→ **What to work on**
Leave out the pictures and restate the rest of the data exactly.

######

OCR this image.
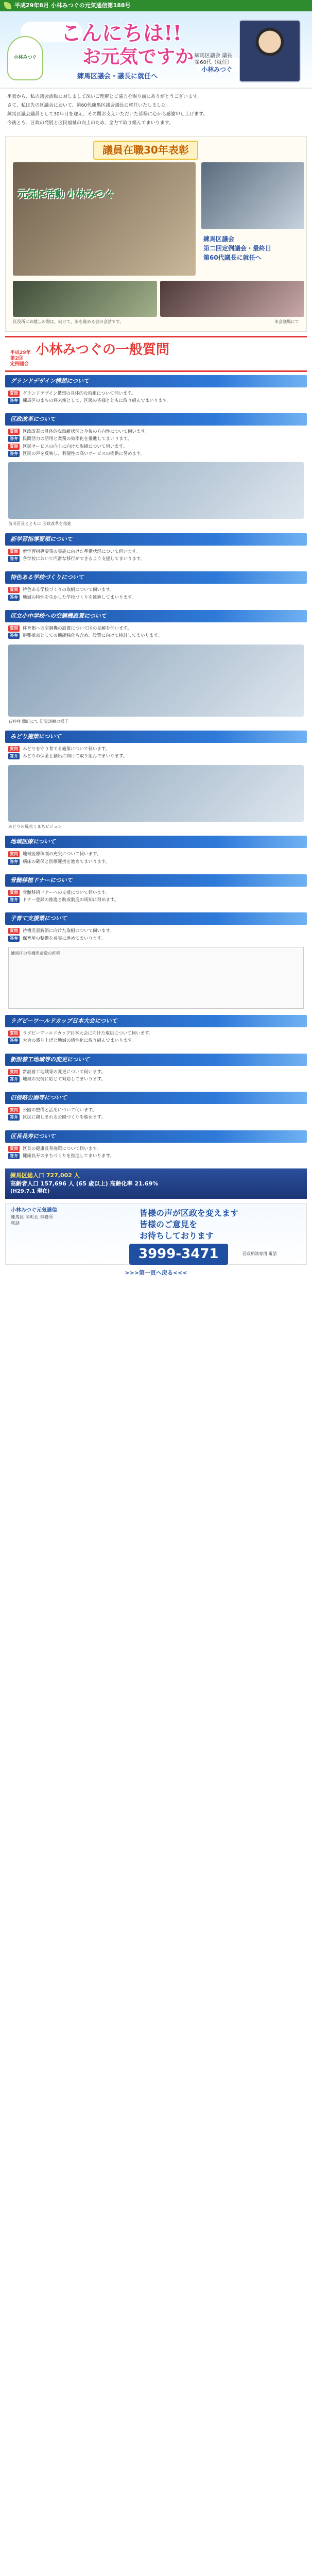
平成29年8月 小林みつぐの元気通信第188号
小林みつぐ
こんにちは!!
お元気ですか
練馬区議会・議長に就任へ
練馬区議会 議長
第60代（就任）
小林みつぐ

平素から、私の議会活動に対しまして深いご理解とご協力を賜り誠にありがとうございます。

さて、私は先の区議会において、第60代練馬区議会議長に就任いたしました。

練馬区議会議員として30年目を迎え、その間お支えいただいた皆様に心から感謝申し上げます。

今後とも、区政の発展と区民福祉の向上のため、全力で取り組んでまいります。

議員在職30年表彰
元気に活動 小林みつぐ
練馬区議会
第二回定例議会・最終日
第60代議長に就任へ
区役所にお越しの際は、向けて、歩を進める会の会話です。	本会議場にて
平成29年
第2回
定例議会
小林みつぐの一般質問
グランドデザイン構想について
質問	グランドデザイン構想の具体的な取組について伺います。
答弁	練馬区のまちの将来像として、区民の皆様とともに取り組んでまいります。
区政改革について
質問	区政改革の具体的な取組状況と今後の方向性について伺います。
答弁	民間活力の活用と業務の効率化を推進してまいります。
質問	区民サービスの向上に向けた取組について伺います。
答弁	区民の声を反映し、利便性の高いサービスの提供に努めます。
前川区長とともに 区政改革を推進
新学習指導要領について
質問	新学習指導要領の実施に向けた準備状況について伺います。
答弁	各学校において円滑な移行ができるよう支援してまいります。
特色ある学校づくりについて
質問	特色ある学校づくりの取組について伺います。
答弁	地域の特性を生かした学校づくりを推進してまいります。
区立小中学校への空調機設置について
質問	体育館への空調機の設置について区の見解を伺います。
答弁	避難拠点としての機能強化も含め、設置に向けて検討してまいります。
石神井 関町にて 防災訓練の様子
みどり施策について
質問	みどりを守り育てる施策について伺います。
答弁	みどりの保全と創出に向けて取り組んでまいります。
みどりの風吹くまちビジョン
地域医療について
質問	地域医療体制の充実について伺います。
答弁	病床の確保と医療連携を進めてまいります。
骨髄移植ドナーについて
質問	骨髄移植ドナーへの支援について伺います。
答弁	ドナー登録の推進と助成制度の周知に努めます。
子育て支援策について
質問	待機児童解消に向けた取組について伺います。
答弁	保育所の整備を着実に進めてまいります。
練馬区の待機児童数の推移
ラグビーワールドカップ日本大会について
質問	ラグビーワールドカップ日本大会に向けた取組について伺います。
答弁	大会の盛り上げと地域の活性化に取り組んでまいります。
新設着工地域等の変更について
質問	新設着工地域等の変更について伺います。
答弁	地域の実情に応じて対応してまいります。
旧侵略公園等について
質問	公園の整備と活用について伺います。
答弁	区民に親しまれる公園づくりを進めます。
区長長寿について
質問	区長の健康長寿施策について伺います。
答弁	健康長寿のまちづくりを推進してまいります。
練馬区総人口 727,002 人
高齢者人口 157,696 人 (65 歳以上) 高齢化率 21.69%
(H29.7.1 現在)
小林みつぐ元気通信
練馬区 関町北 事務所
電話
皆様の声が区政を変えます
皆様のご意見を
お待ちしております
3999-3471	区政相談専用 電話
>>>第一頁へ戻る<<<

######

→ **Solution for this exercise**
OCR this image.
平成29年8月 小林みつぐの元気通信第188号
小林みつぐ
こんにちは!!
お元気ですか
練馬区議会・議長に就任へ
練馬区議会 議長
第60代（就任）
小林みつぐ

平素から、私の議会活動に対しまして深いご理解とご協力を賜り誠にありがとうございます。

さて、私は先の区議会において、第60代練馬区議会議長に就任いたしました。

練馬区議会議員として30年目を迎え、その間お支えいただいた皆様に心から感謝申し上げます。

今後とも、区政の発展と区民福祉の向上のため、全力で取り組んでまいります。

議員在職30年表彰
元気に活動 小林みつぐ
練馬区議会
第二回定例議会・最終日
第60代議長に就任へ
区役所にお越しの際は、向けて、歩を進める会の会話です。	本会議場にて
平成29年
第2回
定例議会
小林みつぐの一般質問
グランドデザイン構想について
質問	グランドデザイン構想の具体的な取組について伺います。
答弁	練馬区のまちの将来像として、区民の皆様とともに取り組んでまいります。
区政改革について
質問	区政改革の具体的な取組状況と今後の方向性について伺います。
答弁	民間活力の活用と業務の効率化を推進してまいります。
質問	区民サービスの向上に向けた取組について伺います。
答弁	区民の声を反映し、利便性の高いサービスの提供に努めます。
前川区長とともに 区政改革を推進
新学習指導要領について
質問	新学習指導要領の実施に向けた準備状況について伺います。
答弁	各学校において円滑な移行ができるよう支援してまいります。
特色ある学校づくりについて
質問	特色ある学校づくりの取組について伺います。
答弁	地域の特性を生かした学校づくりを推進してまいります。
区立小中学校への空調機設置について
質問	体育館への空調機の設置について区の見解を伺います。
答弁	避難拠点としての機能強化も含め、設置に向けて検討してまいります。
石神井 関町にて 防災訓練の様子
みどり施策について
質問	みどりを守り育てる施策について伺います。
答弁	みどりの保全と創出に向けて取り組んでまいります。
みどりの風吹くまちビジョン
地域医療について
質問	地域医療体制の充実について伺います。
答弁	病床の確保と医療連携を進めてまいります。
骨髄移植ドナーについて
質問	骨髄移植ドナーへの支援について伺います。
答弁	ドナー登録の推進と助成制度の周知に努めます。
子育て支援策について
質問	待機児童解消に向けた取組について伺います。
答弁	保育所の整備を着実に進めてまいります。
練馬区の待機児童数の推移
ラグビーワールドカップ日本大会について
質問	ラグビーワールドカップ日本大会に向けた取組について伺います。
答弁	大会の盛り上げと地域の活性化に取り組んでまいります。
新設着工地域等の変更について
質問	新設着工地域等の変更について伺います。
答弁	地域の実情に応じて対応してまいります。
旧侵略公園等について
質問	公園の整備と活用について伺います。
答弁	区民に親しまれる公園づくりを進めます。
区長長寿について
質問	区長の健康長寿施策について伺います。
答弁	健康長寿のまちづくりを推進してまいります。
練馬区総人口 727,002 人
高齢者人口 157,696 人 (65 歳以上) 高齢化率 21.69%
(H29.7.1 現在)
小林みつぐ元気通信
練馬区 関町北 事務所
電話
皆様の声が区政を変えます
皆様のご意見を
お待ちしております
3999-3471	区政相談専用 電話
>>>第一頁へ戻る<<<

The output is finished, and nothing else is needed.